• TASK OBJECTIVE: Quote every line of the material below word for word, with nothing changed.

• RECORDS FOR THE TASK:
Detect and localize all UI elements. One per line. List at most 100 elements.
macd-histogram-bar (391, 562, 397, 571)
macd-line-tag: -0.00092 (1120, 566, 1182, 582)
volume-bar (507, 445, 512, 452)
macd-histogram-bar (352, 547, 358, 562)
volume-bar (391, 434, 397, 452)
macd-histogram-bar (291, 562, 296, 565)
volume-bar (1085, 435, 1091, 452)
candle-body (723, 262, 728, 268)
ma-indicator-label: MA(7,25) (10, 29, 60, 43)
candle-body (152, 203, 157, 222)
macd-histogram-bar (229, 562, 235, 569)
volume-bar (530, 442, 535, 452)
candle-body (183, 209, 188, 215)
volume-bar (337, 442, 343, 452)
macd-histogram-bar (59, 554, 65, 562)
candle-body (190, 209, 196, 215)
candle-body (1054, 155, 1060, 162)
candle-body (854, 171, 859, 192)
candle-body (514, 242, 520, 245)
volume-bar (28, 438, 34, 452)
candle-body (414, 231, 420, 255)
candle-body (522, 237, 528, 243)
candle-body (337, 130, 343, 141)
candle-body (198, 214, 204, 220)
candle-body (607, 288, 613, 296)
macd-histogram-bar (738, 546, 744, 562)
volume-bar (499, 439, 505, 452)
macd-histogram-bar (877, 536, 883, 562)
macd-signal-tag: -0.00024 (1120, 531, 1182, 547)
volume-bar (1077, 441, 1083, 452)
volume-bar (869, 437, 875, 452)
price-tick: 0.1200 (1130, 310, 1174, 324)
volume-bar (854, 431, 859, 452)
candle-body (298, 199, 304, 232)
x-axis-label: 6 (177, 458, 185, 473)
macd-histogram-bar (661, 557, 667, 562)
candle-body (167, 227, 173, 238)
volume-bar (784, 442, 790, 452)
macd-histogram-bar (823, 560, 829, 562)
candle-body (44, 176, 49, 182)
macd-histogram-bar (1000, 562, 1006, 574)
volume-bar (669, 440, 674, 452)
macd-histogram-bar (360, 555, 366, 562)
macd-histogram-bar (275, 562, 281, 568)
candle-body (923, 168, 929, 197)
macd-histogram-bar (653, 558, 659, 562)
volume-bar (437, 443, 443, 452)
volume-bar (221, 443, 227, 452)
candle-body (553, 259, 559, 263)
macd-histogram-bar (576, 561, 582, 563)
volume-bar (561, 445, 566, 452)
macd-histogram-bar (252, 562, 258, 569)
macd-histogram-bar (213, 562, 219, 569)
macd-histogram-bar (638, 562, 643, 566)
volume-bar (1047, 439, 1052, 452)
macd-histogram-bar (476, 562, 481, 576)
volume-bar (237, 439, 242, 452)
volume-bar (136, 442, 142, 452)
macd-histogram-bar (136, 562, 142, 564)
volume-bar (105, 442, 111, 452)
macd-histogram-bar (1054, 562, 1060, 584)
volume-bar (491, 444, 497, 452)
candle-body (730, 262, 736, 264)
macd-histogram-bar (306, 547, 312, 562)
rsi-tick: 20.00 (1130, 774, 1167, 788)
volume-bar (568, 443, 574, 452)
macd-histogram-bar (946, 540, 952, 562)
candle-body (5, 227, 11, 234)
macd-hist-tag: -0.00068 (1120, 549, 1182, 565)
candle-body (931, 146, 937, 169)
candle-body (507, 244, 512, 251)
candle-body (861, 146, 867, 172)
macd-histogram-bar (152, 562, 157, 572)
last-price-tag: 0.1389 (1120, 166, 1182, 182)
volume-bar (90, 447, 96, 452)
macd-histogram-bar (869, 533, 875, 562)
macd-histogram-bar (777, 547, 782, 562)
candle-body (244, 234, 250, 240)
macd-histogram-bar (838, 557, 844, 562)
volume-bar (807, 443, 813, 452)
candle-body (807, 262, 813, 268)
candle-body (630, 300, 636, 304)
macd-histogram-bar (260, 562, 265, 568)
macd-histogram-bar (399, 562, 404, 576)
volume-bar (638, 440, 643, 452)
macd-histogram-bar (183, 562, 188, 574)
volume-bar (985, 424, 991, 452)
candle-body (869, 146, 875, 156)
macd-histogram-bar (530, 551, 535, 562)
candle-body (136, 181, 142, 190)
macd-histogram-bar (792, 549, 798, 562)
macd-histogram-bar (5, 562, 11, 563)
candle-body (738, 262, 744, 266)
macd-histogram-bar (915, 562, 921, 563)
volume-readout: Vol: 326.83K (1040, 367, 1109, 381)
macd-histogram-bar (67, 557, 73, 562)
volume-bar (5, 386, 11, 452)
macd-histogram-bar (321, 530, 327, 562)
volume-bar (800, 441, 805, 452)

• IN RESPONSE:
Detect and localize all UI elements. One per line. List at most 100 elements.
macd-histogram-bar (391, 562, 397, 571)
macd-line-tag: -0.00092 (1120, 566, 1182, 582)
volume-bar (507, 445, 512, 452)
macd-histogram-bar (352, 547, 358, 562)
volume-bar (391, 434, 397, 452)
macd-histogram-bar (291, 562, 296, 565)
volume-bar (1085, 435, 1091, 452)
candle-body (723, 262, 728, 268)
ma-indicator-label: MA(7,25) (10, 29, 60, 43)
candle-body (152, 203, 157, 222)
macd-histogram-bar (229, 562, 235, 569)
volume-bar (530, 442, 535, 452)
candle-body (183, 209, 188, 215)
volume-bar (337, 442, 343, 452)
macd-histogram-bar (59, 554, 65, 562)
candle-body (190, 209, 196, 215)
candle-body (1054, 155, 1060, 162)
candle-body (854, 171, 859, 192)
candle-body (514, 242, 520, 245)
volume-bar (28, 438, 34, 452)
candle-body (414, 231, 420, 255)
candle-body (522, 237, 528, 243)
candle-body (337, 130, 343, 141)
candle-body (198, 214, 204, 220)
candle-body (607, 288, 613, 296)
macd-histogram-bar (738, 546, 744, 562)
volume-bar (499, 439, 505, 452)
macd-histogram-bar (877, 536, 883, 562)
macd-signal-tag: -0.00024 (1120, 531, 1182, 547)
volume-bar (1077, 441, 1083, 452)
volume-bar (869, 437, 875, 452)
price-tick: 0.1200 (1130, 310, 1174, 324)
volume-bar (854, 431, 859, 452)
candle-body (298, 199, 304, 232)
x-axis-label: 6 (177, 458, 185, 473)
macd-histogram-bar (661, 557, 667, 562)
candle-body (167, 227, 173, 238)
volume-bar (784, 442, 790, 452)
macd-histogram-bar (823, 560, 829, 562)
candle-body (44, 176, 49, 182)
macd-histogram-bar (1000, 562, 1006, 574)
volume-bar (669, 440, 674, 452)
macd-histogram-bar (360, 555, 366, 562)
macd-histogram-bar (275, 562, 281, 568)
candle-body (923, 168, 929, 197)
macd-histogram-bar (653, 558, 659, 562)
volume-bar (437, 443, 443, 452)
volume-bar (221, 443, 227, 452)
candle-body (553, 259, 559, 263)
macd-histogram-bar (576, 561, 582, 563)
volume-bar (561, 445, 566, 452)
macd-histogram-bar (252, 562, 258, 569)
macd-histogram-bar (213, 562, 219, 569)
macd-histogram-bar (638, 562, 643, 566)
volume-bar (1047, 439, 1052, 452)
macd-histogram-bar (476, 562, 481, 576)
volume-bar (237, 439, 242, 452)
volume-bar (136, 442, 142, 452)
macd-histogram-bar (136, 562, 142, 564)
volume-bar (105, 442, 111, 452)
macd-histogram-bar (1054, 562, 1060, 584)
volume-bar (491, 444, 497, 452)
candle-body (730, 262, 736, 264)
macd-histogram-bar (306, 547, 312, 562)
rsi-tick: 20.00 (1130, 774, 1167, 788)
volume-bar (568, 443, 574, 452)
macd-histogram-bar (946, 540, 952, 562)
candle-body (5, 227, 11, 234)
macd-hist-tag: -0.00068 (1120, 549, 1182, 565)
candle-body (931, 146, 937, 169)
candle-body (507, 244, 512, 251)
candle-body (861, 146, 867, 172)
macd-histogram-bar (152, 562, 157, 572)
last-price-tag: 0.1389 (1120, 166, 1182, 182)
volume-bar (90, 447, 96, 452)
macd-histogram-bar (869, 533, 875, 562)
macd-histogram-bar (777, 547, 782, 562)
candle-body (244, 234, 250, 240)
macd-histogram-bar (838, 557, 844, 562)
volume-bar (807, 443, 813, 452)
candle-body (807, 262, 813, 268)
candle-body (630, 300, 636, 304)
macd-histogram-bar (260, 562, 265, 568)
macd-histogram-bar (399, 562, 404, 576)
volume-bar (638, 440, 643, 452)
macd-histogram-bar (183, 562, 188, 574)
volume-bar (985, 424, 991, 452)
candle-body (869, 146, 875, 156)
macd-histogram-bar (530, 551, 535, 562)
candle-body (136, 181, 142, 190)
macd-histogram-bar (792, 549, 798, 562)
macd-histogram-bar (5, 562, 11, 563)
candle-body (738, 262, 744, 266)
macd-histogram-bar (915, 562, 921, 563)
volume-readout: Vol: 326.83K (1040, 367, 1109, 381)
macd-histogram-bar (67, 557, 73, 562)
volume-bar (5, 386, 11, 452)
macd-histogram-bar (321, 530, 327, 562)
volume-bar (800, 441, 805, 452)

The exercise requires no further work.